Records:

## START

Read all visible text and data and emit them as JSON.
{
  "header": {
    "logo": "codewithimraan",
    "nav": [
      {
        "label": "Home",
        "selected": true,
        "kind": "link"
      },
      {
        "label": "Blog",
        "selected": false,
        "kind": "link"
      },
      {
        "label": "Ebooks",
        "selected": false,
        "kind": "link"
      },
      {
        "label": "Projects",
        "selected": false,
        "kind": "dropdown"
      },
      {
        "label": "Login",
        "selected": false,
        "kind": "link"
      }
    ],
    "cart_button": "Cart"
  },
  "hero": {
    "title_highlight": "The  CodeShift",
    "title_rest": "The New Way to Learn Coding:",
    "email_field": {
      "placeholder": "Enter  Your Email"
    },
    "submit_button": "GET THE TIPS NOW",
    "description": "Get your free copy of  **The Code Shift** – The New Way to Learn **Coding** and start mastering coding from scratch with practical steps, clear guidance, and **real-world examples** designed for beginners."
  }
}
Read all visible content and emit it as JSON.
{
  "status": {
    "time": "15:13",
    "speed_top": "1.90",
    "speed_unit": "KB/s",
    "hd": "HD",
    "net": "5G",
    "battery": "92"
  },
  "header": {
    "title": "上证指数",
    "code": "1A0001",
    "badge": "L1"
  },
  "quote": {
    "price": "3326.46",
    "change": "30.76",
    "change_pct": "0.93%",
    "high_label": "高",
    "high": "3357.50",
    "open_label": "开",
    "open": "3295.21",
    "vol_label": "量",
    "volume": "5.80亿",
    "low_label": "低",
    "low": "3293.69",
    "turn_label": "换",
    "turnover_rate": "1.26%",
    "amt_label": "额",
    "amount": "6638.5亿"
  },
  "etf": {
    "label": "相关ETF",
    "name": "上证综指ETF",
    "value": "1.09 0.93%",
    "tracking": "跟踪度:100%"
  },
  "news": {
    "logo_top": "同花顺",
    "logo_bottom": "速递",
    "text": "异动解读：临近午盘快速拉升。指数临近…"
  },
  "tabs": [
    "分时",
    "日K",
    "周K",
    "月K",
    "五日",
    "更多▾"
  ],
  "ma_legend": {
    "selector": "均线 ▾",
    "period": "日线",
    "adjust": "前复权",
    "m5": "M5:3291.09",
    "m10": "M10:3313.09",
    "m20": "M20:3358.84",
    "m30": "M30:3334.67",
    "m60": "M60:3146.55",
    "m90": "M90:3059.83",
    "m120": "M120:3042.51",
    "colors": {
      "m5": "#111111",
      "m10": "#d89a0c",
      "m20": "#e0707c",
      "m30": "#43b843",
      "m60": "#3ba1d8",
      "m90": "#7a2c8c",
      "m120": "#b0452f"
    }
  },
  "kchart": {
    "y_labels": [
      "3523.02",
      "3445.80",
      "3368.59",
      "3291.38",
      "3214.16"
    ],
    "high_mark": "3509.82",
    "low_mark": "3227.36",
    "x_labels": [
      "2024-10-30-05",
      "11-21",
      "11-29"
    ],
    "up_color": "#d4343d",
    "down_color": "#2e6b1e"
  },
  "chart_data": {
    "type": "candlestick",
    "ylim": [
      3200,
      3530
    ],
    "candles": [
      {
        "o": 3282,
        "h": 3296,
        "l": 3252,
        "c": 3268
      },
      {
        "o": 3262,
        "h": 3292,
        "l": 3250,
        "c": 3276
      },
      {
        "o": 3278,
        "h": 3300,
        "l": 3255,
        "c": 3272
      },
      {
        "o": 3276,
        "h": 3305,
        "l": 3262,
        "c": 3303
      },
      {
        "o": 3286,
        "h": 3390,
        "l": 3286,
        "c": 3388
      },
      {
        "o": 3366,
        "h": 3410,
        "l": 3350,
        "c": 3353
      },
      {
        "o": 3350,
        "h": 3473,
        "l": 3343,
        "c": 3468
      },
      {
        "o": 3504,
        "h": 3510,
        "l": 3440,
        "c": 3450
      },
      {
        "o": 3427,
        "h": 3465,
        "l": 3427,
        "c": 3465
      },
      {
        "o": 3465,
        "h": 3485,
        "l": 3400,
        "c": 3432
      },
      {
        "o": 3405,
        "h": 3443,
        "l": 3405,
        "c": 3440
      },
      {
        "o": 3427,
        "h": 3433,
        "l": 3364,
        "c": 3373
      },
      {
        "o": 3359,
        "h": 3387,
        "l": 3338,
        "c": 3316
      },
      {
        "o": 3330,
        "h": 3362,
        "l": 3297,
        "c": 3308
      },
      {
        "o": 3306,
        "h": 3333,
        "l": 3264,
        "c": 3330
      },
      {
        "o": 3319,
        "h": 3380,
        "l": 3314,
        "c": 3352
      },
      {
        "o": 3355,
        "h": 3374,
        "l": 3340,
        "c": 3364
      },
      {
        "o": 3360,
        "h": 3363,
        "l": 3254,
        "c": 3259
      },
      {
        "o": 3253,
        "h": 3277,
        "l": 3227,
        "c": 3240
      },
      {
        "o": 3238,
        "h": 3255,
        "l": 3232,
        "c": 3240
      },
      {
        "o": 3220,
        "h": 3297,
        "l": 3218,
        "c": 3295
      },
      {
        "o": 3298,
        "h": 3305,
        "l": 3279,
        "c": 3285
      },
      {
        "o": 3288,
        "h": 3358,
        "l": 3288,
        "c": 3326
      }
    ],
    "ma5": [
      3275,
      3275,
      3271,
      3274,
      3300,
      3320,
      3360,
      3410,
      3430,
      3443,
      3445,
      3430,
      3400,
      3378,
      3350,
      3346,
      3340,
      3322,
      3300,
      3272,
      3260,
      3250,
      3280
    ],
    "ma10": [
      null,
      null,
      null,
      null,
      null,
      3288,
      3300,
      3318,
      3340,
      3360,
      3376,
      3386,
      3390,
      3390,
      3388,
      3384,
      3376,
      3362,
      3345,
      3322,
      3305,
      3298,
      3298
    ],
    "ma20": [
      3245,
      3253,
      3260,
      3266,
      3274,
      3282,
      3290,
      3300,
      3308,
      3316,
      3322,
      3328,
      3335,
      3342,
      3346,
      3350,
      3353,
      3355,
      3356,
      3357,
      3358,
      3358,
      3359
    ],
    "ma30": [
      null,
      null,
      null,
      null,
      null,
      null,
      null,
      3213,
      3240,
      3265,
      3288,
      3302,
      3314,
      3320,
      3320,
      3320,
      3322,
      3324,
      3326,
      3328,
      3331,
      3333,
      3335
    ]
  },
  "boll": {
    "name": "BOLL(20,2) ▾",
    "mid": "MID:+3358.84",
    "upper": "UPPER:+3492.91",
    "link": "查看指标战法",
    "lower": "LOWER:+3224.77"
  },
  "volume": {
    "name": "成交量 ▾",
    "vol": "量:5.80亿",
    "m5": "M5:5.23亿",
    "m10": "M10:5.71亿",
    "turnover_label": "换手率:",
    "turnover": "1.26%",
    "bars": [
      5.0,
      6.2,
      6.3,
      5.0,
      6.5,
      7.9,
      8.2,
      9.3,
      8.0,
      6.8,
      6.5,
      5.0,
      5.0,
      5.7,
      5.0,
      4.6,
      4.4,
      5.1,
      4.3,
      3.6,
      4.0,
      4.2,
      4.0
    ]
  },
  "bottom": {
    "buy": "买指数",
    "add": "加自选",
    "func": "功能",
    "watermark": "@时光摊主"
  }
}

## END

Job: Repeat each entry word for word.

Result:
Read all visible text and data and emit them as JSON.
{
  "header": {
    "logo": "codewithimraan",
    "nav": [
      {
        "label": "Home",
        "selected": true,
        "kind": "link"
      },
      {
        "label": "Blog",
        "selected": false,
        "kind": "link"
      },
      {
        "label": "Ebooks",
        "selected": false,
        "kind": "link"
      },
      {
        "label": "Projects",
        "selected": false,
        "kind": "dropdown"
      },
      {
        "label": "Login",
        "selected": false,
        "kind": "link"
      }
    ],
    "cart_button": "Cart"
  },
  "hero": {
    "title_highlight": "The  CodeShift",
    "title_rest": "The New Way to Learn Coding:",
    "email_field": {
      "placeholder": "Enter  Your Email"
    },
    "submit_button": "GET THE TIPS NOW",
    "description": "Get your free copy of  **The Code Shift** – The New Way to Learn **Coding** and start mastering coding from scratch with practical steps, clear guidance, and **real-world examples** designed for beginners."
  }
}
Read all visible content and emit it as JSON.
{
  "status": {
    "time": "15:13",
    "speed_top": "1.90",
    "speed_unit": "KB/s",
    "hd": "HD",
    "net": "5G",
    "battery": "92"
  },
  "header": {
    "title": "上证指数",
    "code": "1A0001",
    "badge": "L1"
  },
  "quote": {
    "price": "3326.46",
    "change": "30.76",
    "change_pct": "0.93%",
    "high_label": "高",
    "high": "3357.50",
    "open_label": "开",
    "open": "3295.21",
    "vol_label": "量",
    "volume": "5.80亿",
    "low_label": "低",
    "low": "3293.69",
    "turn_label": "换",
    "turnover_rate": "1.26%",
    "amt_label": "额",
    "amount": "6638.5亿"
  },
  "etf": {
    "label": "相关ETF",
    "name": "上证综指ETF",
    "value": "1.09 0.93%",
    "tracking": "跟踪度:100%"
  },
  "news": {
    "logo_top": "同花顺",
    "logo_bottom": "速递",
    "text": "异动解读：临近午盘快速拉升。指数临近…"
  },
  "tabs": [
    "分时",
    "日K",
    "周K",
    "月K",
    "五日",
    "更多▾"
  ],
  "ma_legend": {
    "selector": "均线 ▾",
    "period": "日线",
    "adjust": "前复权",
    "m5": "M5:3291.09",
    "m10": "M10:3313.09",
    "m20": "M20:3358.84",
    "m30": "M30:3334.67",
    "m60": "M60:3146.55",
    "m90": "M90:3059.83",
    "m120": "M120:3042.51",
    "colors": {
      "m5": "#111111",
      "m10": "#d89a0c",
      "m20": "#e0707c",
      "m30": "#43b843",
      "m60": "#3ba1d8",
      "m90": "#7a2c8c",
      "m120": "#b0452f"
    }
  },
  "kchart": {
    "y_labels": [
      "3523.02",
      "3445.80",
      "3368.59",
      "3291.38",
      "3214.16"
    ],
    "high_mark": "3509.82",
    "low_mark": "3227.36",
    "x_labels": [
      "2024-10-30-05",
      "11-21",
      "11-29"
    ],
    "up_color": "#d4343d",
    "down_color": "#2e6b1e"
  },
  "chart_data": {
    "type": "candlestick",
    "ylim": [
      3200,
      3530
    ],
    "candles": [
      {
        "o": 3282,
        "h": 3296,
        "l": 3252,
        "c": 3268
      },
      {
        "o": 3262,
        "h": 3292,
        "l": 3250,
        "c": 3276
      },
      {
        "o": 3278,
        "h": 3300,
        "l": 3255,
        "c": 3272
      },
      {
        "o": 3276,
        "h": 3305,
        "l": 3262,
        "c": 3303
      },
      {
        "o": 3286,
        "h": 3390,
        "l": 3286,
        "c": 3388
      },
      {
        "o": 3366,
        "h": 3410,
        "l": 3350,
        "c": 3353
      },
      {
        "o": 3350,
        "h": 3473,
        "l": 3343,
        "c": 3468
      },
      {
        "o": 3504,
        "h": 3510,
        "l": 3440,
        "c": 3450
      },
      {
        "o": 3427,
        "h": 3465,
        "l": 3427,
        "c": 3465
      },
      {
        "o": 3465,
        "h": 3485,
        "l": 3400,
        "c": 3432
      },
      {
        "o": 3405,
        "h": 3443,
        "l": 3405,
        "c": 3440
      },
      {
        "o": 3427,
        "h": 3433,
        "l": 3364,
        "c": 3373
      },
      {
        "o": 3359,
        "h": 3387,
        "l": 3338,
        "c": 3316
      },
      {
        "o": 3330,
        "h": 3362,
        "l": 3297,
        "c": 3308
      },
      {
        "o": 3306,
        "h": 3333,
        "l": 3264,
        "c": 3330
      },
      {
        "o": 3319,
        "h": 3380,
        "l": 3314,
        "c": 3352
      },
      {
        "o": 3355,
        "h": 3374,
        "l": 3340,
        "c": 3364
      },
      {
        "o": 3360,
        "h": 3363,
        "l": 3254,
        "c": 3259
      },
      {
        "o": 3253,
        "h": 3277,
        "l": 3227,
        "c": 3240
      },
      {
        "o": 3238,
        "h": 3255,
        "l": 3232,
        "c": 3240
      },
      {
        "o": 3220,
        "h": 3297,
        "l": 3218,
        "c": 3295
      },
      {
        "o": 3298,
        "h": 3305,
        "l": 3279,
        "c": 3285
      },
      {
        "o": 3288,
        "h": 3358,
        "l": 3288,
        "c": 3326
      }
    ],
    "ma5": [
      3275,
      3275,
      3271,
      3274,
      3300,
      3320,
      3360,
      3410,
      3430,
      3443,
      3445,
      3430,
      3400,
      3378,
      3350,
      3346,
      3340,
      3322,
      3300,
      3272,
      3260,
      3250,
      3280
    ],
    "ma10": [
      null,
      null,
      null,
      null,
      null,
      3288,
      3300,
      3318,
      3340,
      3360,
      3376,
      3386,
      3390,
      3390,
      3388,
      3384,
      3376,
      3362,
      3345,
      3322,
      3305,
      3298,
      3298
    ],
    "ma20": [
      3245,
      3253,
      3260,
      3266,
      3274,
      3282,
      3290,
      3300,
      3308,
      3316,
      3322,
      3328,
      3335,
      3342,
      3346,
      3350,
      3353,
      3355,
      3356,
      3357,
      3358,
      3358,
      3359
    ],
    "ma30": [
      null,
      null,
      null,
      null,
      null,
      null,
      null,
      3213,
      3240,
      3265,
      3288,
      3302,
      3314,
      3320,
      3320,
      3320,
      3322,
      3324,
      3326,
      3328,
      3331,
      3333,
      3335
    ]
  },
  "boll": {
    "name": "BOLL(20,2) ▾",
    "mid": "MID:+3358.84",
    "upper": "UPPER:+3492.91",
    "link": "查看指标战法",
    "lower": "LOWER:+3224.77"
  },
  "volume": {
    "name": "成交量 ▾",
    "vol": "量:5.80亿",
    "m5": "M5:5.23亿",
    "m10": "M10:5.71亿",
    "turnover_label": "换手率:",
    "turnover": "1.26%",
    "bars": [
      5.0,
      6.2,
      6.3,
      5.0,
      6.5,
      7.9,
      8.2,
      9.3,
      8.0,
      6.8,
      6.5,
      5.0,
      5.0,
      5.7,
      5.0,
      4.6,
      4.4,
      5.1,
      4.3,
      3.6,
      4.0,
      4.2,
      4.0
    ]
  },
  "bottom": {
    "buy": "买指数",
    "add": "加自选",
    "func": "功能",
    "watermark": "@时光摊主"
  }
}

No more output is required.